Stored data:
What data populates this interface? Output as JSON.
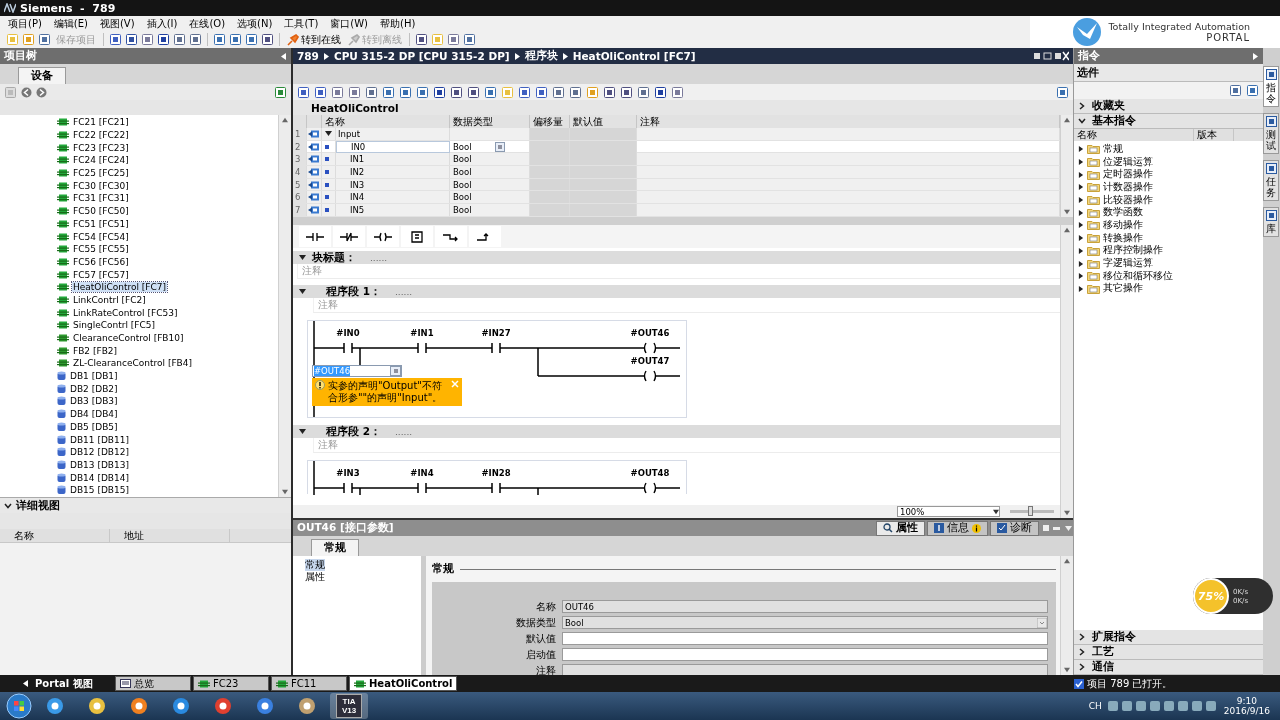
{
  "title_bar": {
    "title": "Siemens  -  789"
  },
  "brand": {
    "line1": "Totally Integrated Automation",
    "line2": "PORTAL"
  },
  "menu": [
    "项目(P)",
    "编辑(E)",
    "视图(V)",
    "插入(I)",
    "在线(O)",
    "选项(N)",
    "工具(T)",
    "窗口(W)",
    "帮助(H)"
  ],
  "toolbar": {
    "buttons": [
      {
        "label": "保存项目",
        "disabled": true
      },
      {
        "label": "转到在线",
        "disabled": false
      },
      {
        "label": "转到离线",
        "disabled": true
      }
    ]
  },
  "project_tree": {
    "title": "项目树",
    "tab": "设备",
    "items": [
      {
        "label": "FC21 [FC21]",
        "kind": "fc",
        "selected": false
      },
      {
        "label": "FC22 [FC22]",
        "kind": "fc",
        "selected": false
      },
      {
        "label": "FC23 [FC23]",
        "kind": "fc",
        "selected": false
      },
      {
        "label": "FC24 [FC24]",
        "kind": "fc",
        "selected": false
      },
      {
        "label": "FC25 [FC25]",
        "kind": "fc",
        "selected": false
      },
      {
        "label": "FC30 [FC30]",
        "kind": "fc",
        "selected": false
      },
      {
        "label": "FC31 [FC31]",
        "kind": "fc",
        "selected": false
      },
      {
        "label": "FC50 [FC50]",
        "kind": "fc",
        "selected": false
      },
      {
        "label": "FC51 [FC51]",
        "kind": "fc",
        "selected": false
      },
      {
        "label": "FC54 [FC54]",
        "kind": "fc",
        "selected": false
      },
      {
        "label": "FC55 [FC55]",
        "kind": "fc",
        "selected": false
      },
      {
        "label": "FC56 [FC56]",
        "kind": "fc",
        "selected": false
      },
      {
        "label": "FC57 [FC57]",
        "kind": "fc",
        "selected": false
      },
      {
        "label": "HeatOliControl [FC7]",
        "kind": "fc",
        "selected": true
      },
      {
        "label": "LinkContrl [FC2]",
        "kind": "fc",
        "selected": false
      },
      {
        "label": "LinkRateControl [FC53]",
        "kind": "fc",
        "selected": false
      },
      {
        "label": "SingleContrl [FC5]",
        "kind": "fc",
        "selected": false
      },
      {
        "label": "ClearanceControl [FB10]",
        "kind": "fb",
        "selected": false
      },
      {
        "label": "FB2 [FB2]",
        "kind": "fb",
        "selected": false
      },
      {
        "label": "ZL-ClearanceControl [FB4]",
        "kind": "fb",
        "selected": false
      },
      {
        "label": "DB1 [DB1]",
        "kind": "db",
        "selected": false
      },
      {
        "label": "DB2 [DB2]",
        "kind": "db",
        "selected": false
      },
      {
        "label": "DB3 [DB3]",
        "kind": "db",
        "selected": false
      },
      {
        "label": "DB4 [DB4]",
        "kind": "db",
        "selected": false
      },
      {
        "label": "DB5 [DB5]",
        "kind": "db",
        "selected": false
      },
      {
        "label": "DB11 [DB11]",
        "kind": "db",
        "selected": false
      },
      {
        "label": "DB12 [DB12]",
        "kind": "db",
        "selected": false
      },
      {
        "label": "DB13 [DB13]",
        "kind": "db",
        "selected": false
      },
      {
        "label": "DB14 [DB14]",
        "kind": "db",
        "selected": false
      },
      {
        "label": "DB15 [DB15]",
        "kind": "db",
        "selected": false
      }
    ]
  },
  "detail_view": {
    "title": "详细视图",
    "expanded": true,
    "columns": [
      "名称",
      "地址"
    ]
  },
  "editor": {
    "breadcrumb": [
      "789",
      "CPU 315-2 DP [CPU 315-2 DP]",
      "程序块",
      "HeatOliControl [FC7]"
    ],
    "block_name": "HeatOliControl",
    "interface": {
      "columns": [
        "名称",
        "数据类型",
        "偏移量",
        "默认值",
        "注释"
      ],
      "rows": [
        {
          "index": "1",
          "kind": "section",
          "name": "Input",
          "expanded": true,
          "selected": false
        },
        {
          "index": "2",
          "kind": "param",
          "name": "IN0",
          "type": "Bool",
          "selected": true
        },
        {
          "index": "3",
          "kind": "param",
          "name": "IN1",
          "type": "Bool",
          "selected": false
        },
        {
          "index": "4",
          "kind": "param",
          "name": "IN2",
          "type": "Bool",
          "selected": false
        },
        {
          "index": "5",
          "kind": "param",
          "name": "IN3",
          "type": "Bool",
          "selected": false
        },
        {
          "index": "6",
          "kind": "param",
          "name": "IN4",
          "type": "Bool",
          "selected": false
        },
        {
          "index": "7",
          "kind": "param",
          "name": "IN5",
          "type": "Bool",
          "selected": false
        }
      ]
    },
    "block_title": {
      "label": "块标题：",
      "placeholder": "......",
      "comment": "注释",
      "expanded": true
    },
    "networks": [
      {
        "label": "程序段 1：",
        "placeholder": "......",
        "comment": "注释",
        "expanded": true,
        "contacts": [
          "#IN0",
          "#IN1",
          "#IN27"
        ],
        "coils": [
          "#OUT46",
          "#OUT47"
        ],
        "edit": {
          "value": "#OUT46",
          "error": "实参的声明\"Output\"不符合形参\"\"的声明\"Input\"。"
        }
      },
      {
        "label": "程序段 2：",
        "placeholder": "......",
        "comment": "注释",
        "expanded": true,
        "contacts": [
          "#IN3",
          "#IN4",
          "#IN28"
        ],
        "coils": [
          "#OUT48"
        ]
      }
    ],
    "zoom": {
      "value": "100%",
      "level": 0.45
    }
  },
  "properties": {
    "title": "OUT46 [接口参数]",
    "tabs": [
      {
        "label": "属性",
        "kind": "properties",
        "selected": true
      },
      {
        "label": "信息",
        "kind": "info",
        "selected": false
      },
      {
        "label": "诊断",
        "kind": "diagnostics",
        "selected": false
      }
    ],
    "section_tab": "常规",
    "nav": [
      {
        "label": "常规",
        "selected": true
      },
      {
        "label": "属性",
        "selected": false
      }
    ],
    "heading": "常规",
    "fields": [
      {
        "label": "名称",
        "value": "OUT46",
        "disabled": true,
        "kind": "text"
      },
      {
        "label": "数据类型",
        "value": "Bool",
        "disabled": true,
        "kind": "dropdown"
      },
      {
        "label": "默认值",
        "disabled": false,
        "kind": "text"
      },
      {
        "label": "启动值",
        "disabled": false,
        "kind": "text"
      },
      {
        "label": "注释",
        "disabled": true,
        "kind": "text"
      }
    ]
  },
  "instructions": {
    "title": "指令",
    "options": "选件",
    "sections": [
      {
        "label": "收藏夹",
        "expanded": false
      },
      {
        "label": "基本指令",
        "expanded": true
      }
    ],
    "columns": [
      "名称",
      "版本"
    ],
    "items": [
      "常规",
      "位逻辑运算",
      "定时器操作",
      "计数器操作",
      "比较器操作",
      "数学函数",
      "移动操作",
      "转换操作",
      "程序控制操作",
      "字逻辑运算",
      "移位和循环移位",
      "其它操作"
    ],
    "bottom_sections": [
      {
        "label": "扩展指令",
        "expanded": false
      },
      {
        "label": "工艺",
        "expanded": false
      },
      {
        "label": "通信",
        "expanded": false
      }
    ]
  },
  "side_tabs": [
    {
      "label": "指令",
      "selected": true
    },
    {
      "label": "测试",
      "selected": false
    },
    {
      "label": "任务",
      "selected": false
    },
    {
      "label": "库",
      "selected": false
    }
  ],
  "speed_widget": {
    "percent": "75%",
    "upload": "0K/s",
    "download": "0K/s"
  },
  "portal_bar": {
    "portal": "Portal 视图",
    "tabs": [
      {
        "label": "总览",
        "kind": "overview",
        "selected": false
      },
      {
        "label": "FC23",
        "kind": "block",
        "selected": false
      },
      {
        "label": "FC11",
        "kind": "block",
        "selected": false
      },
      {
        "label": "HeatOliControl",
        "kind": "block",
        "selected": true
      }
    ],
    "status": "项目 789 已打开。"
  },
  "taskbar": {
    "tia": [
      "TIA",
      "V13"
    ],
    "lang": "CH",
    "time": "9:10",
    "date": "2016/9/16"
  }
}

AIM OF THE EXERCISE: Find all lines with "interface" in them and copy each one.

EXERCISE RESULT:
What data populates this interface? Output as JSON.
    "interface": {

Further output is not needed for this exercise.